> **Exercise task**: Tally the lines that hold the string "trong", and reply with the count alone.

> **The records**:
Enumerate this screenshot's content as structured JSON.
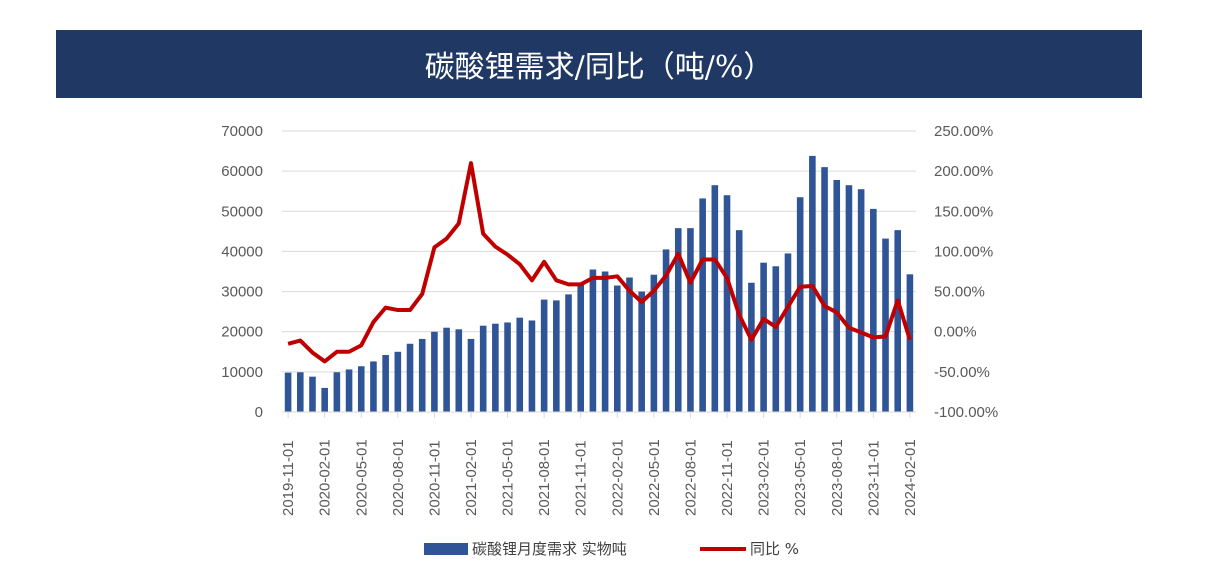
{
  "chart_data": {
    "type": "bar+line",
    "title": "碳酸锂需求/同比（吨/%）",
    "colors": {
      "bar": "#2f5597",
      "line": "#c00000",
      "title_bg": "#1f3864"
    },
    "grid": true,
    "legend_position": "bottom",
    "categories": [
      "2019-11-01",
      "2019-12-01",
      "2020-01-01",
      "2020-02-01",
      "2020-03-01",
      "2020-04-01",
      "2020-05-01",
      "2020-06-01",
      "2020-07-01",
      "2020-08-01",
      "2020-09-01",
      "2020-10-01",
      "2020-11-01",
      "2020-12-01",
      "2021-01-01",
      "2021-02-01",
      "2021-03-01",
      "2021-04-01",
      "2021-05-01",
      "2021-06-01",
      "2021-07-01",
      "2021-08-01",
      "2021-09-01",
      "2021-10-01",
      "2021-11-01",
      "2021-12-01",
      "2022-01-01",
      "2022-02-01",
      "2022-03-01",
      "2022-04-01",
      "2022-05-01",
      "2022-06-01",
      "2022-07-01",
      "2022-08-01",
      "2022-09-01",
      "2022-10-01",
      "2022-11-01",
      "2022-12-01",
      "2023-01-01",
      "2023-02-01",
      "2023-03-01",
      "2023-04-01",
      "2023-05-01",
      "2023-06-01",
      "2023-07-01",
      "2023-08-01",
      "2023-09-01",
      "2023-10-01",
      "2023-11-01",
      "2023-12-01",
      "2024-01-01",
      "2024-02-01"
    ],
    "series": [
      {
        "name": "碳酸锂月度需求 实物吨",
        "type": "bar",
        "axis": "left",
        "values": [
          9800,
          9900,
          8800,
          6000,
          9900,
          10600,
          11400,
          12600,
          14200,
          15000,
          17000,
          18200,
          20000,
          21000,
          20600,
          18200,
          21500,
          22000,
          22300,
          23500,
          22800,
          28000,
          27800,
          29300,
          32000,
          35500,
          35000,
          31500,
          33500,
          30000,
          34200,
          40500,
          45800,
          45800,
          53200,
          56500,
          54000,
          45300,
          32200,
          37200,
          36300,
          39500,
          53500,
          63800,
          61000,
          57800,
          56500,
          55500,
          50600,
          43200,
          45300,
          34300
        ]
      },
      {
        "name": "同比 %",
        "type": "line",
        "axis": "right",
        "values": [
          -15,
          -11,
          -26,
          -37,
          -25,
          -25,
          -17,
          12,
          30,
          27,
          27,
          47,
          105,
          116,
          135,
          210,
          122,
          106,
          96,
          84,
          64,
          87,
          64,
          59,
          59,
          67,
          67,
          69,
          51,
          37,
          51,
          70,
          97,
          61,
          90,
          90,
          67,
          21,
          -10,
          16,
          6,
          31,
          56,
          57,
          32,
          24,
          5,
          -1,
          -7,
          -6,
          39,
          -10
        ]
      }
    ],
    "left_axis": {
      "ylim": [
        0,
        70000
      ],
      "ticks": [
        "0",
        "10000",
        "20000",
        "30000",
        "40000",
        "50000",
        "60000",
        "70000"
      ]
    },
    "right_axis": {
      "ylim": [
        -100,
        250
      ],
      "ticks": [
        "-100.00%",
        "-50.00%",
        "0.00%",
        "50.00%",
        "100.00%",
        "150.00%",
        "200.00%",
        "250.00%"
      ]
    }
  }
}
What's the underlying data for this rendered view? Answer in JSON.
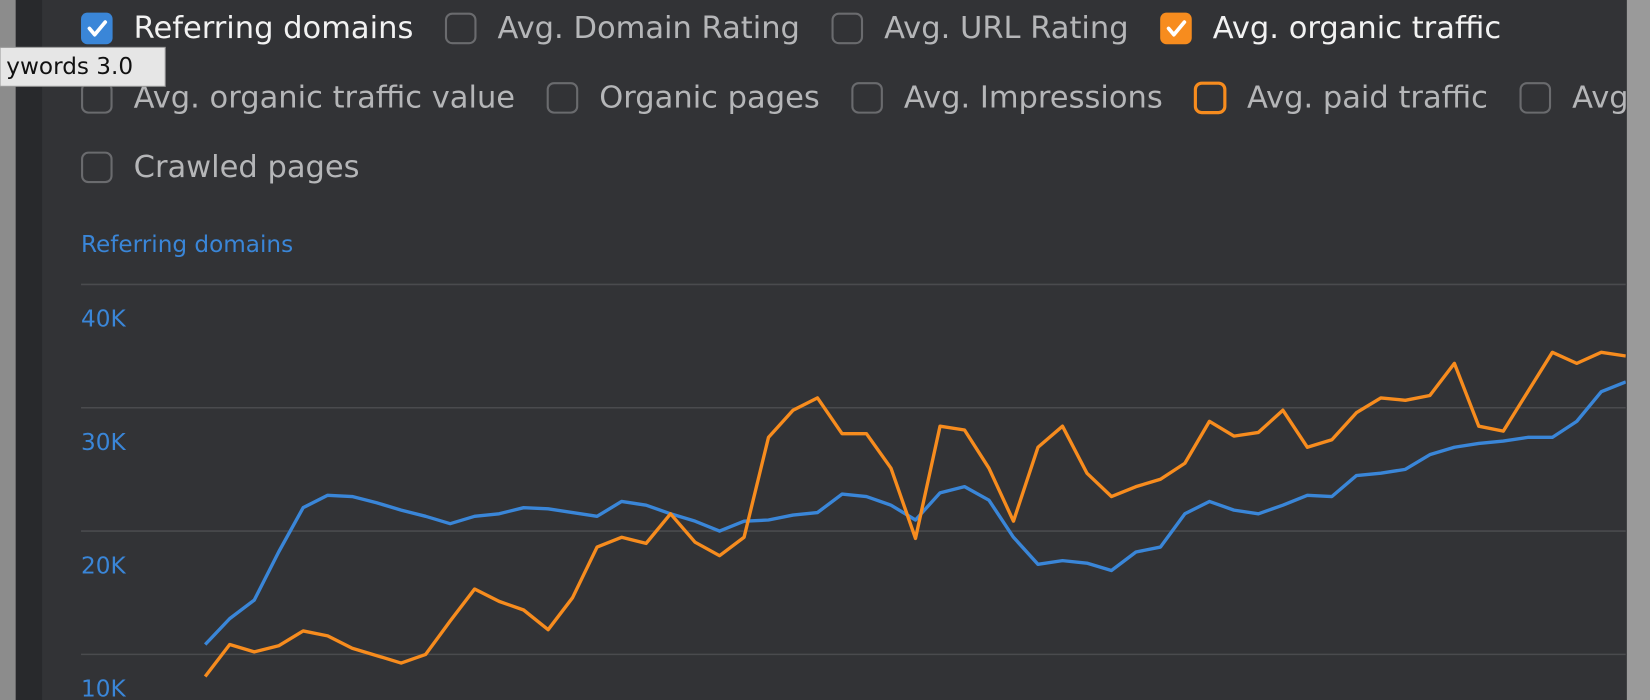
{
  "tooltip": "ywords 3.0",
  "checkbox_rows": [
    [
      {
        "label": "Referring domains",
        "checked": true,
        "color": "#3a86d8"
      },
      {
        "label": "Avg. Domain Rating",
        "checked": false,
        "color": "#6a6b6e"
      },
      {
        "label": "Avg. URL Rating",
        "checked": false,
        "color": "#6a6b6e"
      },
      {
        "label": "Avg. organic traffic",
        "checked": true,
        "color": "#f78c1e"
      }
    ],
    [
      {
        "label": "Avg. organic traffic value",
        "checked": false,
        "color": "#6a6b6e"
      },
      {
        "label": "Organic pages",
        "checked": false,
        "color": "#6a6b6e"
      },
      {
        "label": "Avg. Impressions",
        "checked": false,
        "color": "#6a6b6e"
      },
      {
        "label": "Avg. paid traffic",
        "checked": false,
        "color": "#f78c1e"
      },
      {
        "label": "Avg",
        "checked": false,
        "color": "#6a6b6e"
      }
    ],
    [
      {
        "label": "Crawled pages",
        "checked": false,
        "color": "#6a6b6e"
      }
    ]
  ],
  "chart_data": {
    "type": "line",
    "y_axis_label": "Referring domains",
    "ylim": [
      6300,
      41300
    ],
    "yticks": [
      {
        "value": 10000,
        "label": "10K"
      },
      {
        "value": 20000,
        "label": "20K"
      },
      {
        "value": 30000,
        "label": "30K"
      },
      {
        "value": 40000,
        "label": "40K"
      }
    ],
    "grid": true,
    "series": [
      {
        "name": "Referring domains",
        "color": "#3a86d8",
        "values": [
          10800,
          12900,
          14400,
          18300,
          21900,
          22900,
          22800,
          22300,
          21700,
          21200,
          20600,
          21200,
          21400,
          21900,
          21800,
          21500,
          21200,
          22400,
          22100,
          21400,
          20800,
          20000,
          20800,
          20900,
          21300,
          21500,
          23000,
          22800,
          22100,
          20900,
          23100,
          23600,
          22500,
          19500,
          17300,
          17600,
          17400,
          16800,
          18300,
          18700,
          21400,
          22400,
          21700,
          21400,
          22100,
          22900,
          22800,
          24500,
          24700,
          25000,
          26200,
          26800,
          27100,
          27300,
          27600,
          27600,
          28900,
          31300,
          32100
        ]
      },
      {
        "name": "Avg. organic traffic",
        "color": "#f78c1e",
        "values": [
          8200,
          10800,
          10200,
          10700,
          11900,
          11500,
          10500,
          9900,
          9300,
          10000,
          12700,
          15300,
          14300,
          13600,
          12000,
          14600,
          18700,
          19500,
          19000,
          21400,
          19100,
          18000,
          19500,
          27600,
          29800,
          30800,
          27900,
          27900,
          25100,
          19400,
          28500,
          28200,
          25100,
          20800,
          26800,
          28500,
          24700,
          22800,
          23600,
          24200,
          25500,
          28900,
          27700,
          28000,
          29800,
          26800,
          27400,
          29600,
          30800,
          30600,
          31000,
          33600,
          28500,
          28100,
          31300,
          34500,
          33600,
          34500,
          34200
        ]
      }
    ]
  }
}
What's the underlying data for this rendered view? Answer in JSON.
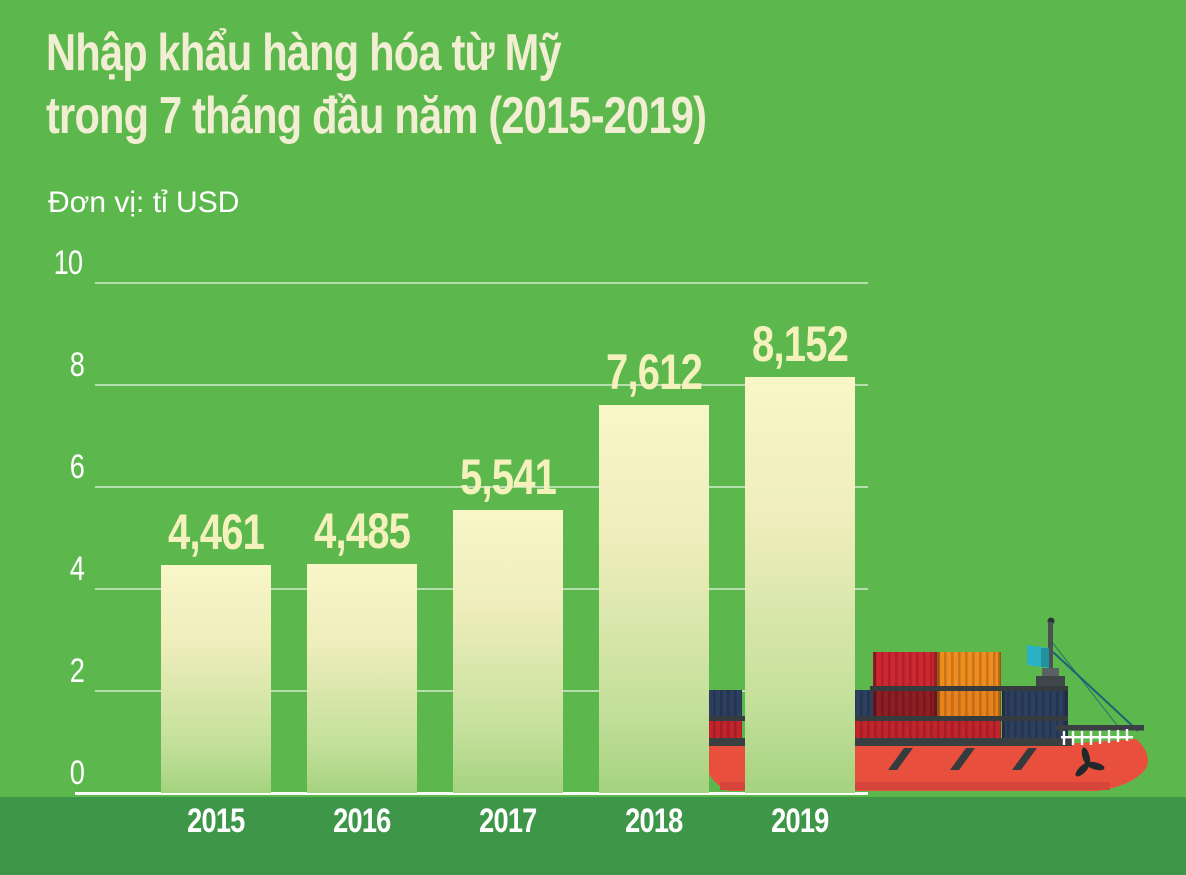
{
  "title": {
    "line1": "Nhập khẩu hàng hóa từ Mỹ",
    "line2": "trong 7 tháng đầu năm (2015-2019)"
  },
  "subtitle": "Đơn vị: tỉ USD",
  "chart_data": {
    "type": "bar",
    "title": "Nhập khẩu hàng hóa từ Mỹ trong 7 tháng đầu năm (2015-2019)",
    "unit_label": "Đơn vị: tỉ USD",
    "categories": [
      "2015",
      "2016",
      "2017",
      "2018",
      "2019"
    ],
    "values": [
      4.461,
      4.485,
      5.541,
      7.612,
      8.152
    ],
    "value_labels": [
      "4,461",
      "4,485",
      "5,541",
      "7,612",
      "8,152"
    ],
    "xlabel": "",
    "ylabel": "tỉ USD",
    "ylim": [
      0,
      10
    ],
    "yticks": [
      0,
      2,
      4,
      6,
      8,
      10
    ],
    "grid": true,
    "legend": "none",
    "bar_gradient_top": "#f9f6c8",
    "bar_gradient_bottom": "#a5d37f"
  },
  "colors": {
    "background": "#5cb84d",
    "bottom_strip": "#3e9749",
    "title_text": "#f1eed3",
    "subtitle_text": "#ffffff",
    "tick_text": "#ffffff",
    "value_label_text": "#f5f1bc",
    "year_label_text": "#ffffff",
    "gridline": "rgba(255,255,255,0.55)",
    "axis_line": "#ffffff"
  },
  "illustration": {
    "name": "container-ship",
    "hull_color": "#e94f3d",
    "container_colors": [
      "#cf2731",
      "#8e1d24",
      "#c2242c",
      "#ef8d1f",
      "#e8821d",
      "#2c3f5f"
    ],
    "flag_color": "#2ab3c5"
  }
}
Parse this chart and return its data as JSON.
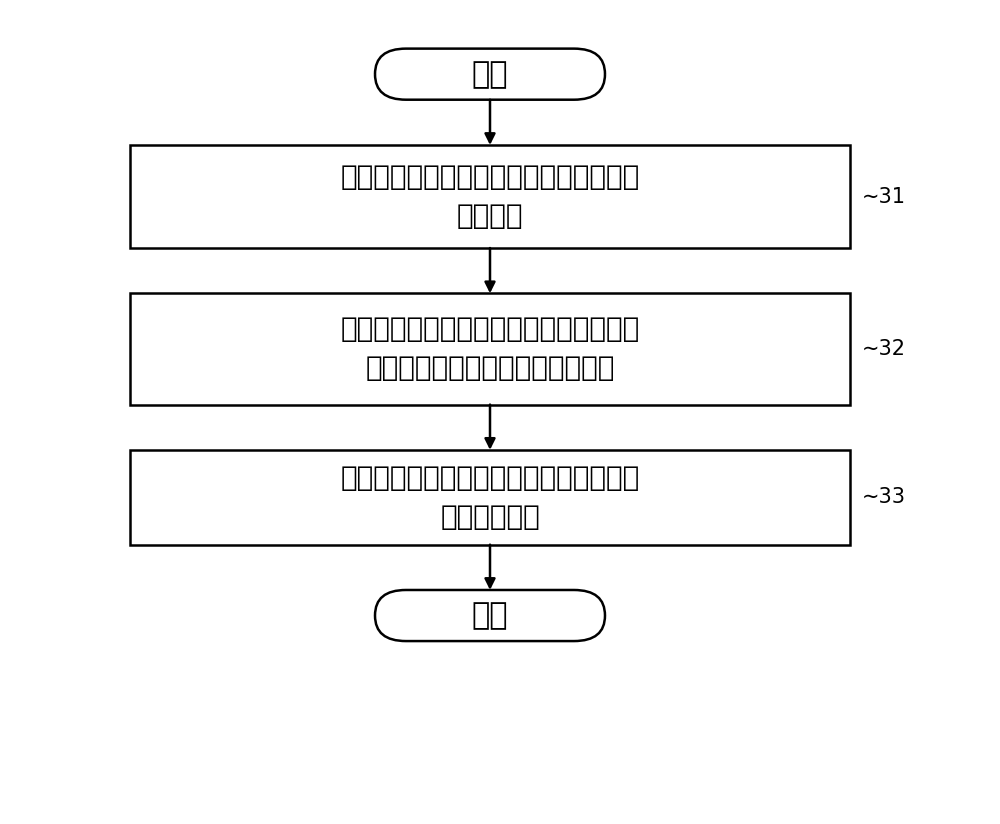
{
  "bg_color": "#ffffff",
  "border_color": "#000000",
  "text_color": "#000000",
  "arrow_color": "#000000",
  "start_end_text": [
    "开始",
    "结束"
  ],
  "box_texts": [
    "遵循精确时间协议与精确时间协议服务器\n交换消息",
    "依据与消息相关的时间信息，同步从属时\n钟与精确时间协议服务器的主时钟",
    "依据与消息相关的时间信息与大小信息，\n计算网络频宽"
  ],
  "labels": [
    "31",
    "32",
    "33"
  ],
  "font_size_oval": 22,
  "font_size_box": 20,
  "font_size_label": 15,
  "fig_width": 10.0,
  "fig_height": 8.24,
  "dpi": 100
}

> **Reply**: 2